## Directions
Repeat each record below exactly, dropping the pictures.

[Dataset listings of figures]
----
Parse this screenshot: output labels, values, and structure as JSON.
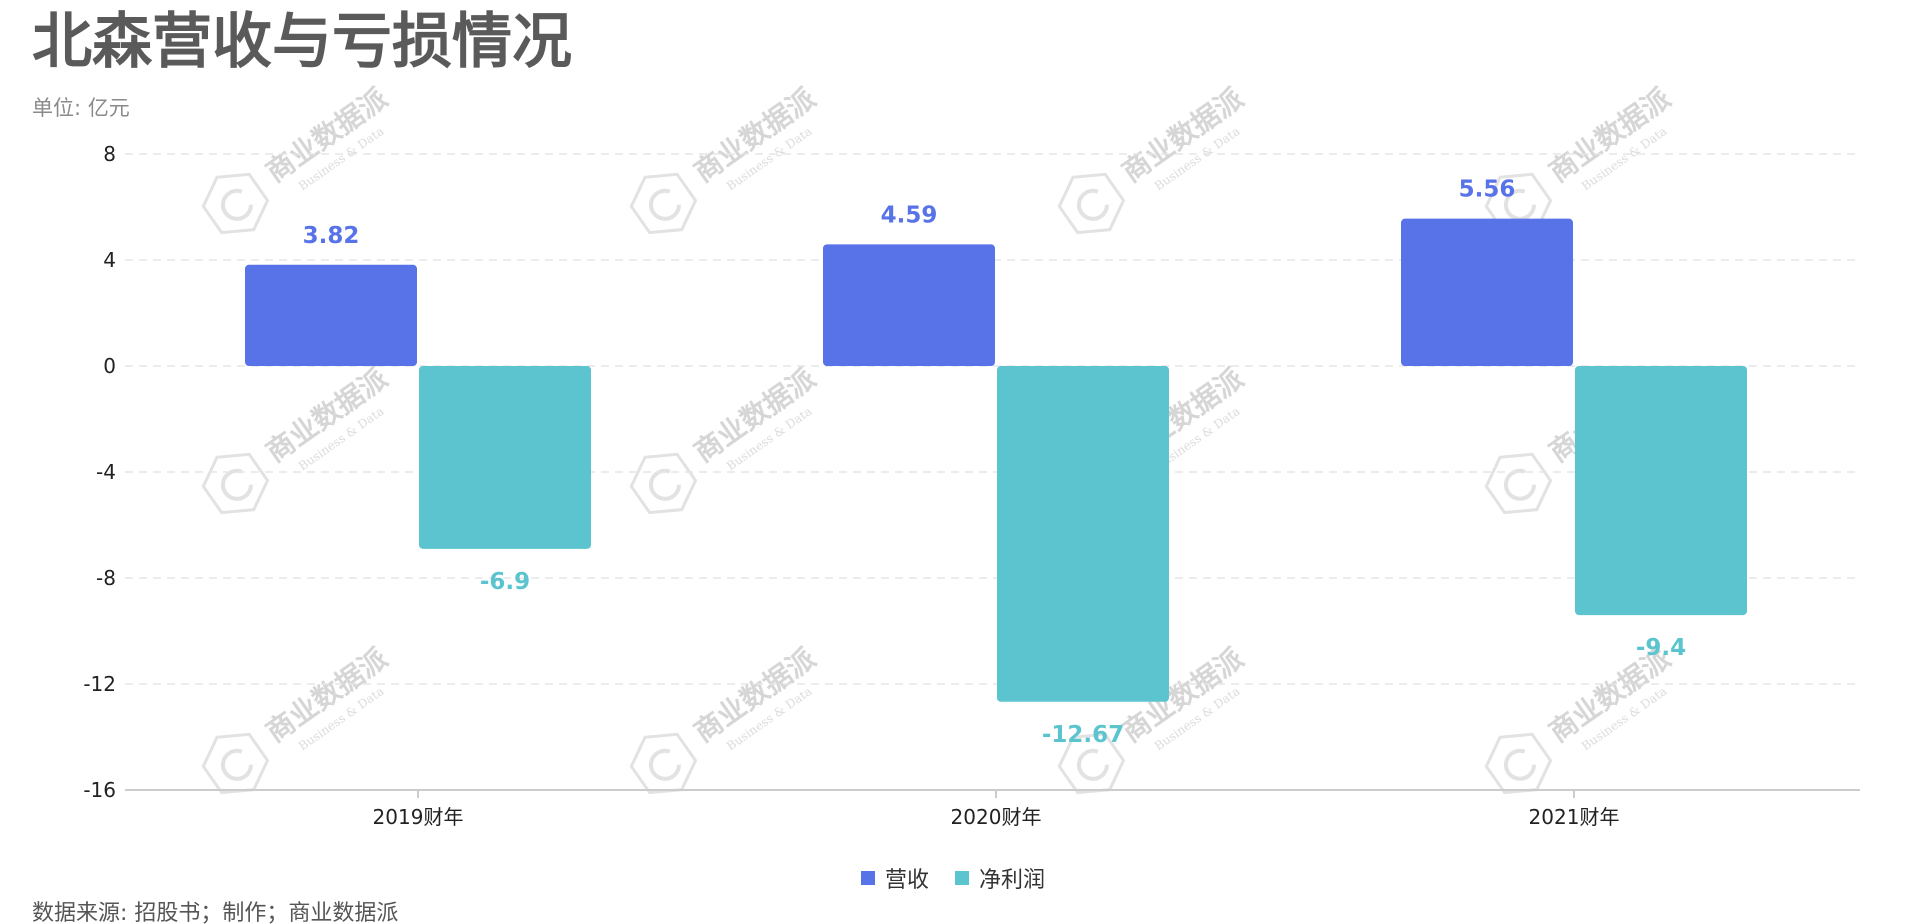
{
  "header": {
    "title": "北森营收与亏损情况",
    "unit": "单位: 亿元"
  },
  "footer": {
    "source": "数据来源: 招股书；制作；商业数据派"
  },
  "watermark": {
    "text": "商业数据派",
    "subtext": "Business & Data"
  },
  "colors": {
    "revenue": "#5872E8",
    "profit": "#5BC4CE",
    "grid": "#e6e6e6",
    "axis": "#cccccc"
  },
  "chart_data": {
    "type": "bar",
    "title": "北森营收与亏损情况",
    "subtitle": "单位: 亿元",
    "categories": [
      "2019财年",
      "2020财年",
      "2021财年"
    ],
    "series": [
      {
        "name": "营收",
        "values": [
          3.82,
          4.59,
          5.56
        ]
      },
      {
        "name": "净利润",
        "values": [
          -6.9,
          -12.67,
          -9.4
        ]
      }
    ],
    "ylim": [
      -16,
      8
    ],
    "yticks": [
      8,
      4,
      0,
      -4,
      -8,
      -12,
      -16
    ],
    "grid": true,
    "legend": "bottom-center"
  }
}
----
## Result
Parse this screenshot: output labels, values, and structure as JSON.
{
  "header": {
    "title": "北森营收与亏损情况",
    "unit": "单位: 亿元"
  },
  "footer": {
    "source": "数据来源: 招股书；制作；商业数据派"
  },
  "watermark": {
    "text": "商业数据派",
    "subtext": "Business & Data"
  },
  "colors": {
    "revenue": "#5872E8",
    "profit": "#5BC4CE",
    "grid": "#e6e6e6",
    "axis": "#cccccc"
  },
  "chart_data": {
    "type": "bar",
    "title": "北森营收与亏损情况",
    "subtitle": "单位: 亿元",
    "categories": [
      "2019财年",
      "2020财年",
      "2021财年"
    ],
    "series": [
      {
        "name": "营收",
        "values": [
          3.82,
          4.59,
          5.56
        ]
      },
      {
        "name": "净利润",
        "values": [
          -6.9,
          -12.67,
          -9.4
        ]
      }
    ],
    "ylim": [
      -16,
      8
    ],
    "yticks": [
      8,
      4,
      0,
      -4,
      -8,
      -12,
      -16
    ],
    "grid": true,
    "legend": "bottom-center"
  }
}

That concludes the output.